Stored records
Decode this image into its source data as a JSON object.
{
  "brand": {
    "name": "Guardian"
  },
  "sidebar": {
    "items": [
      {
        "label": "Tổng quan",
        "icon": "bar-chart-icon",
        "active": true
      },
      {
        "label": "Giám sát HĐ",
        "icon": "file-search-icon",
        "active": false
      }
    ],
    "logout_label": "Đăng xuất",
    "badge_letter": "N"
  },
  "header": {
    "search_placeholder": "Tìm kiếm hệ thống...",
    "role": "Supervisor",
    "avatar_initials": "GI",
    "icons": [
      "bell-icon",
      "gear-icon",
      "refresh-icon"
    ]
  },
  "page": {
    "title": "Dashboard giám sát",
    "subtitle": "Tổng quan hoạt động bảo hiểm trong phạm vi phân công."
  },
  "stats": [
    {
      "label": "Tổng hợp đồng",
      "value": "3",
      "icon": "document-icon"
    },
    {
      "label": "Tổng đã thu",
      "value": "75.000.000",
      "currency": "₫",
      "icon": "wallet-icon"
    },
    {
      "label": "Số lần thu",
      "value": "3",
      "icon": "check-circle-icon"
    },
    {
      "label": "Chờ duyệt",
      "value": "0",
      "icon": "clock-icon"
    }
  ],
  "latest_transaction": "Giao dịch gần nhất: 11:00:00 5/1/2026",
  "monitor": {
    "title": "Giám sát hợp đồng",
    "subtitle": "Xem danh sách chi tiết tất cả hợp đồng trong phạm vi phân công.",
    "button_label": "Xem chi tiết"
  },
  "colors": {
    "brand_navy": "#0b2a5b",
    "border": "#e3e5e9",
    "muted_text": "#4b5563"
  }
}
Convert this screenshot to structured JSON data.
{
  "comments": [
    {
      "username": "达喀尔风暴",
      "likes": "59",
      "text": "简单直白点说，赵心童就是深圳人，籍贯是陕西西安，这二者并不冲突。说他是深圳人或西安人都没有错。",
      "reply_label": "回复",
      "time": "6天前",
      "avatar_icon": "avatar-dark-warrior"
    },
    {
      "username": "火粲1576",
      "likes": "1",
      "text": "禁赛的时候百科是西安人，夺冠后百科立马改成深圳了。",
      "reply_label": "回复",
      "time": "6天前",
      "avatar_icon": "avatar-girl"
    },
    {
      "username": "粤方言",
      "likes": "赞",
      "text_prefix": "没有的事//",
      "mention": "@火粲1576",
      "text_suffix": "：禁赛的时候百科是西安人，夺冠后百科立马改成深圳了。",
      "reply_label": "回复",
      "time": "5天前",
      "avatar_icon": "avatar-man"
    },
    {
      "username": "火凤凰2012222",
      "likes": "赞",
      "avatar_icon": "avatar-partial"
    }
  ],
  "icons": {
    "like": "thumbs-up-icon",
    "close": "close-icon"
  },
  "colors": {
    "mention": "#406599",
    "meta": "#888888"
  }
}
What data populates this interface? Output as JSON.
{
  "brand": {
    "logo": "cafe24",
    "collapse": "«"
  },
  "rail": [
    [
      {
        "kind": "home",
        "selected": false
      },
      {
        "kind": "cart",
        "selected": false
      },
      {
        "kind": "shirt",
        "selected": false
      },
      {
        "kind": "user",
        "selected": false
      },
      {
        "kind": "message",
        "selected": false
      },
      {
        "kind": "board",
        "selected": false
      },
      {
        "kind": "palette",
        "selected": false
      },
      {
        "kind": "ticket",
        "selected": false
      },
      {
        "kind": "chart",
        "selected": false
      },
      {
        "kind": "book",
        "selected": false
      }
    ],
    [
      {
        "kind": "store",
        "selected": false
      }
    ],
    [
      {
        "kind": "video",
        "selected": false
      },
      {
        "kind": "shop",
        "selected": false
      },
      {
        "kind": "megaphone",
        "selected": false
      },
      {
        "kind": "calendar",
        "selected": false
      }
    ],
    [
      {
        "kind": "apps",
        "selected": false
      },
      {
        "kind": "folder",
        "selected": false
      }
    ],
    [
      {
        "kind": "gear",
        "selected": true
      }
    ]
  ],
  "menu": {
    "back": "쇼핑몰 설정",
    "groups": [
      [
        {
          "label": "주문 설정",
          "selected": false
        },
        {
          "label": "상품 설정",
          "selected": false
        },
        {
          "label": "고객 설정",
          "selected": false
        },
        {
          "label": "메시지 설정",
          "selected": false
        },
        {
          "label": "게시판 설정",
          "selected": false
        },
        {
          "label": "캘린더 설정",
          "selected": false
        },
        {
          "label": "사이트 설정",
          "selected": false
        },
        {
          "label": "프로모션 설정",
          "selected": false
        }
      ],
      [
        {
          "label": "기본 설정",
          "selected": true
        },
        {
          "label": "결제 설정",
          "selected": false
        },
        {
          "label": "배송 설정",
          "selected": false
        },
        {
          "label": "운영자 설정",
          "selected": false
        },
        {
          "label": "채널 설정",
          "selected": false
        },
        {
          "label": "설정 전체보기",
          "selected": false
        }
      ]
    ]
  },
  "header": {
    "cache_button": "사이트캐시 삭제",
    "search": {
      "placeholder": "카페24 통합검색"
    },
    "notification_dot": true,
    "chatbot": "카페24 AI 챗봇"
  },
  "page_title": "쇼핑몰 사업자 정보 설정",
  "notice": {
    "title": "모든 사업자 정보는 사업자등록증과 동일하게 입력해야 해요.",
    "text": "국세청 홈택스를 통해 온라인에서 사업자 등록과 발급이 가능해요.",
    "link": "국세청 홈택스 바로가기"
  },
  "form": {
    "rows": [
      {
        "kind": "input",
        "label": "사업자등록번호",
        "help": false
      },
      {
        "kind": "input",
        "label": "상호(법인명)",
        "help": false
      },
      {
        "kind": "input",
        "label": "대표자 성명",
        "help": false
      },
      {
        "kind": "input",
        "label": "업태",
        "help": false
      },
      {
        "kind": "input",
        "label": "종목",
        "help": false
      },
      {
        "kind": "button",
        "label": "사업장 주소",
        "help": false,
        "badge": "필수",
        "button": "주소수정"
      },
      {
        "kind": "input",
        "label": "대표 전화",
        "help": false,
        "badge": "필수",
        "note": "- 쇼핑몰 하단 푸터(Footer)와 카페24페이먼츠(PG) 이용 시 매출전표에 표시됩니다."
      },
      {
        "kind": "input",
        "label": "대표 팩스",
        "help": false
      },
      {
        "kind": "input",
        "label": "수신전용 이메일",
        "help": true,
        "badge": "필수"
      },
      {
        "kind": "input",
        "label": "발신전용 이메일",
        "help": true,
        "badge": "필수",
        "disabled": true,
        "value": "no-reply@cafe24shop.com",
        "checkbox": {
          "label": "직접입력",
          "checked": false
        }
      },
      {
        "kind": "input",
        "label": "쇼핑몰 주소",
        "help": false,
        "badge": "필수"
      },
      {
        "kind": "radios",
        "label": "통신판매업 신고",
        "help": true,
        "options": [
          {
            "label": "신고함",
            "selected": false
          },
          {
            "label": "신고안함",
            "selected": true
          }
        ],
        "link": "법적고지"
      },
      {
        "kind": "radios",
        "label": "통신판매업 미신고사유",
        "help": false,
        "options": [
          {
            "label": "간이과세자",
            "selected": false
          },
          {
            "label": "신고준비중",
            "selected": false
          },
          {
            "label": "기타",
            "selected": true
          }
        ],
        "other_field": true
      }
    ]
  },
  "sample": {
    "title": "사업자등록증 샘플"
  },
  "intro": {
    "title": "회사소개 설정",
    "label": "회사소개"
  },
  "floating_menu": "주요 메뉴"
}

▸ **Exercise aim**: Extract all of the data shown above and repeat it verbatim.

▸ **Solution below**:
Decode this image into its source data as a JSON object.
{
  "brand": {
    "name": "Guardian"
  },
  "sidebar": {
    "items": [
      {
        "label": "Tổng quan",
        "icon": "bar-chart-icon",
        "active": true
      },
      {
        "label": "Giám sát HĐ",
        "icon": "file-search-icon",
        "active": false
      }
    ],
    "logout_label": "Đăng xuất",
    "badge_letter": "N"
  },
  "header": {
    "search_placeholder": "Tìm kiếm hệ thống...",
    "role": "Supervisor",
    "avatar_initials": "GI",
    "icons": [
      "bell-icon",
      "gear-icon",
      "refresh-icon"
    ]
  },
  "page": {
    "title": "Dashboard giám sát",
    "subtitle": "Tổng quan hoạt động bảo hiểm trong phạm vi phân công."
  },
  "stats": [
    {
      "label": "Tổng hợp đồng",
      "value": "3",
      "icon": "document-icon"
    },
    {
      "label": "Tổng đã thu",
      "value": "75.000.000",
      "currency": "₫",
      "icon": "wallet-icon"
    },
    {
      "label": "Số lần thu",
      "value": "3",
      "icon": "check-circle-icon"
    },
    {
      "label": "Chờ duyệt",
      "value": "0",
      "icon": "clock-icon"
    }
  ],
  "latest_transaction": "Giao dịch gần nhất: 11:00:00 5/1/2026",
  "monitor": {
    "title": "Giám sát hợp đồng",
    "subtitle": "Xem danh sách chi tiết tất cả hợp đồng trong phạm vi phân công.",
    "button_label": "Xem chi tiết"
  },
  "colors": {
    "brand_navy": "#0b2a5b",
    "border": "#e3e5e9",
    "muted_text": "#4b5563"
  }
}
Convert this screenshot to structured JSON data.
{
  "comments": [
    {
      "username": "达喀尔风暴",
      "likes": "59",
      "text": "简单直白点说，赵心童就是深圳人，籍贯是陕西西安，这二者并不冲突。说他是深圳人或西安人都没有错。",
      "reply_label": "回复",
      "time": "6天前",
      "avatar_icon": "avatar-dark-warrior"
    },
    {
      "username": "火粲1576",
      "likes": "1",
      "text": "禁赛的时候百科是西安人，夺冠后百科立马改成深圳了。",
      "reply_label": "回复",
      "time": "6天前",
      "avatar_icon": "avatar-girl"
    },
    {
      "username": "粤方言",
      "likes": "赞",
      "text_prefix": "没有的事//",
      "mention": "@火粲1576",
      "text_suffix": "：禁赛的时候百科是西安人，夺冠后百科立马改成深圳了。",
      "reply_label": "回复",
      "time": "5天前",
      "avatar_icon": "avatar-man"
    },
    {
      "username": "火凤凰2012222",
      "likes": "赞",
      "avatar_icon": "avatar-partial"
    }
  ],
  "icons": {
    "like": "thumbs-up-icon",
    "close": "close-icon"
  },
  "colors": {
    "mention": "#406599",
    "meta": "#888888"
  }
}
What data populates this interface? Output as JSON.
{
  "brand": {
    "logo": "cafe24",
    "collapse": "«"
  },
  "rail": [
    [
      {
        "kind": "home",
        "selected": false
      },
      {
        "kind": "cart",
        "selected": false
      },
      {
        "kind": "shirt",
        "selected": false
      },
      {
        "kind": "user",
        "selected": false
      },
      {
        "kind": "message",
        "selected": false
      },
      {
        "kind": "board",
        "selected": false
      },
      {
        "kind": "palette",
        "selected": false
      },
      {
        "kind": "ticket",
        "selected": false
      },
      {
        "kind": "chart",
        "selected": false
      },
      {
        "kind": "book",
        "selected": false
      }
    ],
    [
      {
        "kind": "store",
        "selected": false
      }
    ],
    [
      {
        "kind": "video",
        "selected": false
      },
      {
        "kind": "shop",
        "selected": false
      },
      {
        "kind": "megaphone",
        "selected": false
      },
      {
        "kind": "calendar",
        "selected": false
      }
    ],
    [
      {
        "kind": "apps",
        "selected": false
      },
      {
        "kind": "folder",
        "selected": false
      }
    ],
    [
      {
        "kind": "gear",
        "selected": true
      }
    ]
  ],
  "menu": {
    "back": "쇼핑몰 설정",
    "groups": [
      [
        {
          "label": "주문 설정",
          "selected": false
        },
        {
          "label": "상품 설정",
          "selected": false
        },
        {
          "label": "고객 설정",
          "selected": false
        },
        {
          "label": "메시지 설정",
          "selected": false
        },
        {
          "label": "게시판 설정",
          "selected": false
        },
        {
          "label": "캘린더 설정",
          "selected": false
        },
        {
          "label": "사이트 설정",
          "selected": false
        },
        {
          "label": "프로모션 설정",
          "selected": false
        }
      ],
      [
        {
          "label": "기본 설정",
          "selected": true
        },
        {
          "label": "결제 설정",
          "selected": false
        },
        {
          "label": "배송 설정",
          "selected": false
        },
        {
          "label": "운영자 설정",
          "selected": false
        },
        {
          "label": "채널 설정",
          "selected": false
        },
        {
          "label": "설정 전체보기",
          "selected": false
        }
      ]
    ]
  },
  "header": {
    "cache_button": "사이트캐시 삭제",
    "search": {
      "placeholder": "카페24 통합검색"
    },
    "notification_dot": true,
    "chatbot": "카페24 AI 챗봇"
  },
  "page_title": "쇼핑몰 사업자 정보 설정",
  "notice": {
    "title": "모든 사업자 정보는 사업자등록증과 동일하게 입력해야 해요.",
    "text": "국세청 홈택스를 통해 온라인에서 사업자 등록과 발급이 가능해요.",
    "link": "국세청 홈택스 바로가기"
  },
  "form": {
    "rows": [
      {
        "kind": "input",
        "label": "사업자등록번호",
        "help": false
      },
      {
        "kind": "input",
        "label": "상호(법인명)",
        "help": false
      },
      {
        "kind": "input",
        "label": "대표자 성명",
        "help": false
      },
      {
        "kind": "input",
        "label": "업태",
        "help": false
      },
      {
        "kind": "input",
        "label": "종목",
        "help": false
      },
      {
        "kind": "button",
        "label": "사업장 주소",
        "help": false,
        "badge": "필수",
        "button": "주소수정"
      },
      {
        "kind": "input",
        "label": "대표 전화",
        "help": false,
        "badge": "필수",
        "note": "- 쇼핑몰 하단 푸터(Footer)와 카페24페이먼츠(PG) 이용 시 매출전표에 표시됩니다."
      },
      {
        "kind": "input",
        "label": "대표 팩스",
        "help": false
      },
      {
        "kind": "input",
        "label": "수신전용 이메일",
        "help": true,
        "badge": "필수"
      },
      {
        "kind": "input",
        "label": "발신전용 이메일",
        "help": true,
        "badge": "필수",
        "disabled": true,
        "value": "no-reply@cafe24shop.com",
        "checkbox": {
          "label": "직접입력",
          "checked": false
        }
      },
      {
        "kind": "input",
        "label": "쇼핑몰 주소",
        "help": false,
        "badge": "필수"
      },
      {
        "kind": "radios",
        "label": "통신판매업 신고",
        "help": true,
        "options": [
          {
            "label": "신고함",
            "selected": false
          },
          {
            "label": "신고안함",
            "selected": true
          }
        ],
        "link": "법적고지"
      },
      {
        "kind": "radios",
        "label": "통신판매업 미신고사유",
        "help": false,
        "options": [
          {
            "label": "간이과세자",
            "selected": false
          },
          {
            "label": "신고준비중",
            "selected": false
          },
          {
            "label": "기타",
            "selected": true
          }
        ],
        "other_field": true
      }
    ]
  },
  "sample": {
    "title": "사업자등록증 샘플"
  },
  "intro": {
    "title": "회사소개 설정",
    "label": "회사소개"
  },
  "floating_menu": "주요 메뉴"
}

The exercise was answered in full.